(INSTRUCTIONS FOR THE TASK): Write out the full set of records below exactly.

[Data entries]
/---
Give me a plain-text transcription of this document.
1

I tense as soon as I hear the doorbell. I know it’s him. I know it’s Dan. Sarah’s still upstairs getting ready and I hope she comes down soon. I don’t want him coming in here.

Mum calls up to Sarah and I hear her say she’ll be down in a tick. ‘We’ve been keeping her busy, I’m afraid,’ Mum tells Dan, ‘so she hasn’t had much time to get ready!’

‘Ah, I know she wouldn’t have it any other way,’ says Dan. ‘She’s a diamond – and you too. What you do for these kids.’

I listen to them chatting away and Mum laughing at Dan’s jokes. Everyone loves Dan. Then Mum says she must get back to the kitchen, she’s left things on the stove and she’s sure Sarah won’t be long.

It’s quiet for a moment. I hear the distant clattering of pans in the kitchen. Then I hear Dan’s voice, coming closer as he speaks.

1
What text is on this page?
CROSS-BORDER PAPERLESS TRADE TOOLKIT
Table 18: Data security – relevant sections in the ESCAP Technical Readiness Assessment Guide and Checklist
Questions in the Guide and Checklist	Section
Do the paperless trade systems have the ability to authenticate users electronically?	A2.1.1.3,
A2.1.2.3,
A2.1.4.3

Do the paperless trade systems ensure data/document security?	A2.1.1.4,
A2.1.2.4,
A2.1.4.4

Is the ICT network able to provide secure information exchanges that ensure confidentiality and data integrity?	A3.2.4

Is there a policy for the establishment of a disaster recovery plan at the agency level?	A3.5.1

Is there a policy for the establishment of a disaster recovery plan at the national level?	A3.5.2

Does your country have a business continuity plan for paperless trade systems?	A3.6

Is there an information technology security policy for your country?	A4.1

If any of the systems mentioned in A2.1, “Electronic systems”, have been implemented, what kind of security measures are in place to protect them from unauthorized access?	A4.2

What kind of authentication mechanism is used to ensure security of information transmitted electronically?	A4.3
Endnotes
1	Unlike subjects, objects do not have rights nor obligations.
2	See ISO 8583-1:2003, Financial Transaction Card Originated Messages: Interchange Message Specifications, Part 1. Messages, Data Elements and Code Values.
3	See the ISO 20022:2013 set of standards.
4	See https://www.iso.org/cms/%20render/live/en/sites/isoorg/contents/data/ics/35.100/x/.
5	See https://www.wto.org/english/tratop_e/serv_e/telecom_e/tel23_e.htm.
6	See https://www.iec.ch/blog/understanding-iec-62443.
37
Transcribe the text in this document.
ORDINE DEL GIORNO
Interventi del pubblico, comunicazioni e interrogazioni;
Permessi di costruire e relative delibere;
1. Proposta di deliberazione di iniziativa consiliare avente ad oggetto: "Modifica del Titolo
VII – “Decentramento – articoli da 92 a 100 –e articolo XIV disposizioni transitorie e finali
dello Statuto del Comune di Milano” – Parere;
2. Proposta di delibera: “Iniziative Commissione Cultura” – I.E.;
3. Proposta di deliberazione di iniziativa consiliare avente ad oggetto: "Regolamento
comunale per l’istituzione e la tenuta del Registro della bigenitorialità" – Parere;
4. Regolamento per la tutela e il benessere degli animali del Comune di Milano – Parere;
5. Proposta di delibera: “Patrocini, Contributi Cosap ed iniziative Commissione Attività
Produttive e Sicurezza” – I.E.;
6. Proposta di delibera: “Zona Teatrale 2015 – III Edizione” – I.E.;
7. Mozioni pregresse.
\---
(RESULT OF THE EXERCISE):
Give me a plain-text transcription of this document.
1

I tense as soon as I hear the doorbell. I know it’s him. I know it’s Dan. Sarah’s still upstairs getting ready and I hope she comes down soon. I don’t want him coming in here.

Mum calls up to Sarah and I hear her say she’ll be down in a tick. ‘We’ve been keeping her busy, I’m afraid,’ Mum tells Dan, ‘so she hasn’t had much time to get ready!’

‘Ah, I know she wouldn’t have it any other way,’ says Dan. ‘She’s a diamond – and you too. What you do for these kids.’

I listen to them chatting away and Mum laughing at Dan’s jokes. Everyone loves Dan. Then Mum says she must get back to the kitchen, she’s left things on the stove and she’s sure Sarah won’t be long.

It’s quiet for a moment. I hear the distant clattering of pans in the kitchen. Then I hear Dan’s voice, coming closer as he speaks.

1
What text is on this page?
CROSS-BORDER PAPERLESS TRADE TOOLKIT
Table 18: Data security – relevant sections in the ESCAP Technical Readiness Assessment Guide and Checklist
Questions in the Guide and Checklist	Section
Do the paperless trade systems have the ability to authenticate users electronically?	A2.1.1.3,
A2.1.2.3,
A2.1.4.3

Do the paperless trade systems ensure data/document security?	A2.1.1.4,
A2.1.2.4,
A2.1.4.4

Is the ICT network able to provide secure information exchanges that ensure confidentiality and data integrity?	A3.2.4

Is there a policy for the establishment of a disaster recovery plan at the agency level?	A3.5.1

Is there a policy for the establishment of a disaster recovery plan at the national level?	A3.5.2

Does your country have a business continuity plan for paperless trade systems?	A3.6

Is there an information technology security policy for your country?	A4.1

If any of the systems mentioned in A2.1, “Electronic systems”, have been implemented, what kind of security measures are in place to protect them from unauthorized access?	A4.2

What kind of authentication mechanism is used to ensure security of information transmitted electronically?	A4.3
Endnotes
1	Unlike subjects, objects do not have rights nor obligations.
2	See ISO 8583-1:2003, Financial Transaction Card Originated Messages: Interchange Message Specifications, Part 1. Messages, Data Elements and Code Values.
3	See the ISO 20022:2013 set of standards.
4	See https://www.iso.org/cms/%20render/live/en/sites/isoorg/contents/data/ics/35.100/x/.
5	See https://www.wto.org/english/tratop_e/serv_e/telecom_e/tel23_e.htm.
6	See https://www.iec.ch/blog/understanding-iec-62443.
37
Transcribe the text in this document.
ORDINE DEL GIORNO
Interventi del pubblico, comunicazioni e interrogazioni;
Permessi di costruire e relative delibere;
1. Proposta di deliberazione di iniziativa consiliare avente ad oggetto: "Modifica del Titolo
VII – “Decentramento – articoli da 92 a 100 –e articolo XIV disposizioni transitorie e finali
dello Statuto del Comune di Milano” – Parere;
2. Proposta di delibera: “Iniziative Commissione Cultura” – I.E.;
3. Proposta di deliberazione di iniziativa consiliare avente ad oggetto: "Regolamento
comunale per l’istituzione e la tenuta del Registro della bigenitorialità" – Parere;
4. Regolamento per la tutela e il benessere degli animali del Comune di Milano – Parere;
5. Proposta di delibera: “Patrocini, Contributi Cosap ed iniziative Commissione Attività
Produttive e Sicurezza” – I.E.;
6. Proposta di delibera: “Zona Teatrale 2015 – III Edizione” – I.E.;
7. Mozioni pregresse.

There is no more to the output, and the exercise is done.